### Text section
The Tribeca Film Festival scheduled Ticked-Off Trannies to debut at its 2010 festival. This drew a complaint from the Gay & Lesbian Alliance Against Defamation (GLAAD), which stated that the film "misrepresent[s] the lives of transgender women and use[s] grotesque, exploitative depictions of violence against transgender women in ways that make light of the horrific brutality they all too often face". GLAAD claimed that the film conflated transgender identity with drag, which would create the impression in viewers unfamiliar with trans issues that "transgender women are ridiculous caricatures of 'real women'". GLAAD also criticized the filmmakers for referencing the real-life murders of trans woman Angie Zapata and gay teenager Jorge Mercado in the original trailer, which GLAAD believed reduced their murders to the level of the "outlandish violence" of the film.

Tribeca issued a response to GLAAD's concerns, noting that GLAAD had been provided with a copy of the film well in advance of the festival and that the organization had offered media advice to the producers, director Luna and members of the cast.

Writer and director Luna was puzzled by the negative reaction. He noted that the film's theme was one of empowerment, not victimhood. Luna said that he checked with many members of the Dallas transgender community, including those who worked on the film, regarding the use of the word "trannies" in the title and they had no issue with it, although he acknowledged that others within the community did object to it. He did, however, decide to re-cut the trailer to remove references to murder victims Zapata and Mercado.

Lead actress Krystal Summers responded to the controversy, saying, "Our film does not promote hate or violence against transgender women. It is not a documentary, but a work of fiction and a revenge fantasy." She asked the viewing public to judge the film on its own merits and not on the basis of GLAAD's opinion.

### Supplied information

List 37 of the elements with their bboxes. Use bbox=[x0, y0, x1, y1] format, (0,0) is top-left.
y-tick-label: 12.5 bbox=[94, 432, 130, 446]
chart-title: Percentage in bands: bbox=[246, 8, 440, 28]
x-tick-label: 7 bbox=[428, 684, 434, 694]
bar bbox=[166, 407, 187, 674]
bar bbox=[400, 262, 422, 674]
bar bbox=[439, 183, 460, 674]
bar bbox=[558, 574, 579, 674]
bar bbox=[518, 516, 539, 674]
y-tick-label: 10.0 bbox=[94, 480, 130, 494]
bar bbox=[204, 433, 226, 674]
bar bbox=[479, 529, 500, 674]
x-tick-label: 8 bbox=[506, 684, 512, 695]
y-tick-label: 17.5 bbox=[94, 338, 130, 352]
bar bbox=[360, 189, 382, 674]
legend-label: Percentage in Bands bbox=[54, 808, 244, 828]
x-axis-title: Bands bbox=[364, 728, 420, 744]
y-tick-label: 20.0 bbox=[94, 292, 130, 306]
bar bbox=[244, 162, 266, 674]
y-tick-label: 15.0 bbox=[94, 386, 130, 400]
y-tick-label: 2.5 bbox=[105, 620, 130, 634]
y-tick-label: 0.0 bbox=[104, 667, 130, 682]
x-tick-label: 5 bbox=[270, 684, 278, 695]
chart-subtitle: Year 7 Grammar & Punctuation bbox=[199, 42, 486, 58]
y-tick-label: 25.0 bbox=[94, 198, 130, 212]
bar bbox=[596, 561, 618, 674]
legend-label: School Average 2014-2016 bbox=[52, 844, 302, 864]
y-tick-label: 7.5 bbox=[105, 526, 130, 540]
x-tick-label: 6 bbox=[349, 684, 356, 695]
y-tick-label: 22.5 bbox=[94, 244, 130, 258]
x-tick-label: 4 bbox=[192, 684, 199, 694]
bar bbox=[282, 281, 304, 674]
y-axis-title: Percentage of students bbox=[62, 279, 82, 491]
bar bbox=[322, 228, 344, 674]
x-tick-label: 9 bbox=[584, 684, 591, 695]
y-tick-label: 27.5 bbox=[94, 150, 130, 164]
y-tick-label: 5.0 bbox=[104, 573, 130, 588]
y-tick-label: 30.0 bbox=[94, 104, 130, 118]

### What is needed
In the text on the Tribeca controversy, change "well in advance of" to "shortly before" and give the part that opens with "Tribeca issued a" and closes with "of the cast.". The items are not needed here.

### Answer to this exercise
Tribeca issued a response to GLAAD's concerns, noting that GLAAD had been provided with a copy of the film shortly before the festival and that the organization had offered media advice to the producers, director Luna and members of the cast.